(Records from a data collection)
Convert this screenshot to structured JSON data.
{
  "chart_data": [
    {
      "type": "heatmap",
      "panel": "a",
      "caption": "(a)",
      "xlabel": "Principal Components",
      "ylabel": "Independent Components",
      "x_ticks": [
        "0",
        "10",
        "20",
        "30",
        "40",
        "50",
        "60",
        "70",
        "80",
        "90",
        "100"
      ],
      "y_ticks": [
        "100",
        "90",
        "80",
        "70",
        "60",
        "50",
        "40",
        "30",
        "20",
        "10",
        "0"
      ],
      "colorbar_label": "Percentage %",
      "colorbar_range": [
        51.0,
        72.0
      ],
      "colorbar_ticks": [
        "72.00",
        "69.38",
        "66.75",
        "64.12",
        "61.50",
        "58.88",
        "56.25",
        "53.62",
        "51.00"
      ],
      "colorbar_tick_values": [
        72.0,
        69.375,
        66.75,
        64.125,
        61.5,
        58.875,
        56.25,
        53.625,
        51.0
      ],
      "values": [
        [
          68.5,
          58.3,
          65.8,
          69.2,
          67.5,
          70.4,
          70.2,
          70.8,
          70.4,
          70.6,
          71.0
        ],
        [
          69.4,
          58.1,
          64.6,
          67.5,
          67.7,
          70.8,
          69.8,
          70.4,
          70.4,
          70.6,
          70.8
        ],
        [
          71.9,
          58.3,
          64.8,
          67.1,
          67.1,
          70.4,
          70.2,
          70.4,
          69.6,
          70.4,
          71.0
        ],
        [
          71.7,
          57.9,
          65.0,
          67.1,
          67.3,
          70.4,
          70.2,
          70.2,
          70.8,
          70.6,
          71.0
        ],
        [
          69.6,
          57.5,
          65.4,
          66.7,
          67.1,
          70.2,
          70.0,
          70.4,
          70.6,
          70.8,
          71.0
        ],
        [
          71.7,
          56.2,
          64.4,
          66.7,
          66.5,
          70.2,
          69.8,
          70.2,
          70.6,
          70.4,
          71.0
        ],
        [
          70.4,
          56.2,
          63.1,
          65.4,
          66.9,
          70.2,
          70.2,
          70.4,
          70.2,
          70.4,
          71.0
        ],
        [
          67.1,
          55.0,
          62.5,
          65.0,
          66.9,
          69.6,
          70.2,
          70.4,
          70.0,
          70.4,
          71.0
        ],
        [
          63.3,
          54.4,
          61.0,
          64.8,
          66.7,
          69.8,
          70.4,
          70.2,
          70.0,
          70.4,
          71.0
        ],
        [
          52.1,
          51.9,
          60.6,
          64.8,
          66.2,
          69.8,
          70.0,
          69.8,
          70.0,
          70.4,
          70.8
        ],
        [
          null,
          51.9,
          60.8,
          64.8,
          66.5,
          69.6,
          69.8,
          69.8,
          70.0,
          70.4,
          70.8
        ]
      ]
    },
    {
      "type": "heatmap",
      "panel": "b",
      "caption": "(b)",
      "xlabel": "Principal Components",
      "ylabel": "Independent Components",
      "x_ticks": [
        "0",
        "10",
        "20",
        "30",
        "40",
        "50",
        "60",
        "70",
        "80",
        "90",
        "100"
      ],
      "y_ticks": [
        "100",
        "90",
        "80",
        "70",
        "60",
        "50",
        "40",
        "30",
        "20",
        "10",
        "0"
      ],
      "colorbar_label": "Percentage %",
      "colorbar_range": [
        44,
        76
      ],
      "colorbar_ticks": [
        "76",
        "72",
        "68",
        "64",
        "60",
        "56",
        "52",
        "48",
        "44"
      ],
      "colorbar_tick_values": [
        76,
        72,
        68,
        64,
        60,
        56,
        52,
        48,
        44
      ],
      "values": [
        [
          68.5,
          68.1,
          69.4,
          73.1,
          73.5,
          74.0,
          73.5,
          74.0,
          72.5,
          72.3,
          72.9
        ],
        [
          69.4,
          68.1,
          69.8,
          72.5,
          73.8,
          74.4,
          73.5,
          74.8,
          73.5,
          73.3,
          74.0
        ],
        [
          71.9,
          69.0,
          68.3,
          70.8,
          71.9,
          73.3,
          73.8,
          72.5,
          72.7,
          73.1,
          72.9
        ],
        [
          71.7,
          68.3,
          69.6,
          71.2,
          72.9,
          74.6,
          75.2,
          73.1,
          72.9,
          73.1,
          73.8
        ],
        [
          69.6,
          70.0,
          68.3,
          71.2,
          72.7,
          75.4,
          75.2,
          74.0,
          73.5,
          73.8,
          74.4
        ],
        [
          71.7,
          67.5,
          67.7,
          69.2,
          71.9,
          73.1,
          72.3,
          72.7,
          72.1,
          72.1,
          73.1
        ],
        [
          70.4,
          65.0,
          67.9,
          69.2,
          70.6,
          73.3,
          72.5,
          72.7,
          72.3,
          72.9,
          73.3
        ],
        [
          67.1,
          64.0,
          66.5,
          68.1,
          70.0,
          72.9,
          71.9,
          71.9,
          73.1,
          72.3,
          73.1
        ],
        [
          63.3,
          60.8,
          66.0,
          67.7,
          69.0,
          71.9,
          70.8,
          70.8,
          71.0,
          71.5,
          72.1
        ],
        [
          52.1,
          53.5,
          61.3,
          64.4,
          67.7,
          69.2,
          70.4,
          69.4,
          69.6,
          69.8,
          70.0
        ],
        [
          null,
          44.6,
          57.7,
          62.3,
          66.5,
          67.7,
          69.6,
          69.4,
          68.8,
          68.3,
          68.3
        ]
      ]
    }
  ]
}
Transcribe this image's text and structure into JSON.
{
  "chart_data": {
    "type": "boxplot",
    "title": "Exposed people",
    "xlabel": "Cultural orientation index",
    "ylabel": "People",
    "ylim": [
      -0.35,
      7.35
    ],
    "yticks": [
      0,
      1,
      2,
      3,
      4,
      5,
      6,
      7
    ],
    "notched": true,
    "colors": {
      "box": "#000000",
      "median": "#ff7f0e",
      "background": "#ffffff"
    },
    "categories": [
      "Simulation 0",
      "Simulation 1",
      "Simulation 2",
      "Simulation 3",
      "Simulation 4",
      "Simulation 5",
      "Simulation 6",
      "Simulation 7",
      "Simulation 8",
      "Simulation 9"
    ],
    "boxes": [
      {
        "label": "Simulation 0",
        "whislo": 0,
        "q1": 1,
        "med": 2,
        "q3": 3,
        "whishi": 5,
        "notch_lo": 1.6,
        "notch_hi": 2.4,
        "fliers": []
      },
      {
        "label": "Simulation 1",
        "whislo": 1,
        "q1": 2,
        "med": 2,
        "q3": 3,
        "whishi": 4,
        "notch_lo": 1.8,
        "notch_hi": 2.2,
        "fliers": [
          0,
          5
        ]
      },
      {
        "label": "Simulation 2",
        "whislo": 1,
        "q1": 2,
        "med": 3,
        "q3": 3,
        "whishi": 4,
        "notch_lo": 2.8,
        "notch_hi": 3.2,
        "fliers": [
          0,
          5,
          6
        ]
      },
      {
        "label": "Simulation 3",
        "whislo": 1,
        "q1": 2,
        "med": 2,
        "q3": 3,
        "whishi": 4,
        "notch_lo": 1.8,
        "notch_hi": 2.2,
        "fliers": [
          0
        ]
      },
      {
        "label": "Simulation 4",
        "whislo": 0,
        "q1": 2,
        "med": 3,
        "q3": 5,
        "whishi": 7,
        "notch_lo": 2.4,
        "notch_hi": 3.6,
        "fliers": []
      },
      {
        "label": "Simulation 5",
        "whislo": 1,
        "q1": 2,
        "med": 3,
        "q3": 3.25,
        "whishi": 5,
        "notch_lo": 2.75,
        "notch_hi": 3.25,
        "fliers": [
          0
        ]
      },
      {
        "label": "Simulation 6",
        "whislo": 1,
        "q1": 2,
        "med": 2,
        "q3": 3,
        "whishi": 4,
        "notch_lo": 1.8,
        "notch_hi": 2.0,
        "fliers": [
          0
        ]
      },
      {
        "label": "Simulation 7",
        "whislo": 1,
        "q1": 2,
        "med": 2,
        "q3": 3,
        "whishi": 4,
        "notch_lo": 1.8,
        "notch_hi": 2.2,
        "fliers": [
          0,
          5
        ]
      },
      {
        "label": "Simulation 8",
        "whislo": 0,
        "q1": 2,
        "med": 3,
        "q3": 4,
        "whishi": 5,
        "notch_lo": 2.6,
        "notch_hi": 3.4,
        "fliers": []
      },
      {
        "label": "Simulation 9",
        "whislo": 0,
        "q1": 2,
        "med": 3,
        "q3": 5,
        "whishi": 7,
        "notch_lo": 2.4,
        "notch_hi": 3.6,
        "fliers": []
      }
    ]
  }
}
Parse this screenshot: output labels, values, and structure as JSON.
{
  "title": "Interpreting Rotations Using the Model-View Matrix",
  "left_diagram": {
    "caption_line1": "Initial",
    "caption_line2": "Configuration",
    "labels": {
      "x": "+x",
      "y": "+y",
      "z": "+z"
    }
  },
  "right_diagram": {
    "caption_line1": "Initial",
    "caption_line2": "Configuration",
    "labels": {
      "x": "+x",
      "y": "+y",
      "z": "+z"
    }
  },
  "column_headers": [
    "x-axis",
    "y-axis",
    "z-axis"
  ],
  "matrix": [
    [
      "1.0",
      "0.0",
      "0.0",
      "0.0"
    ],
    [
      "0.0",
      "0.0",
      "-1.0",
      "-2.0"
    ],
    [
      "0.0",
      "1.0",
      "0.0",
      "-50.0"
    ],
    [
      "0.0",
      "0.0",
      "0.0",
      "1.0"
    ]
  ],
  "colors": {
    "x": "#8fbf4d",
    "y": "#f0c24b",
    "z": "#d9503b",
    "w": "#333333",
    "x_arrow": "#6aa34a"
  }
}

■ Stated goal ■
Identify each line in the records above containing the word "title"; copy those lines.

■ Exercise solution ■
    "title": "Exposed people",
  "title": "Interpreting Rotations Using the Model-View Matrix",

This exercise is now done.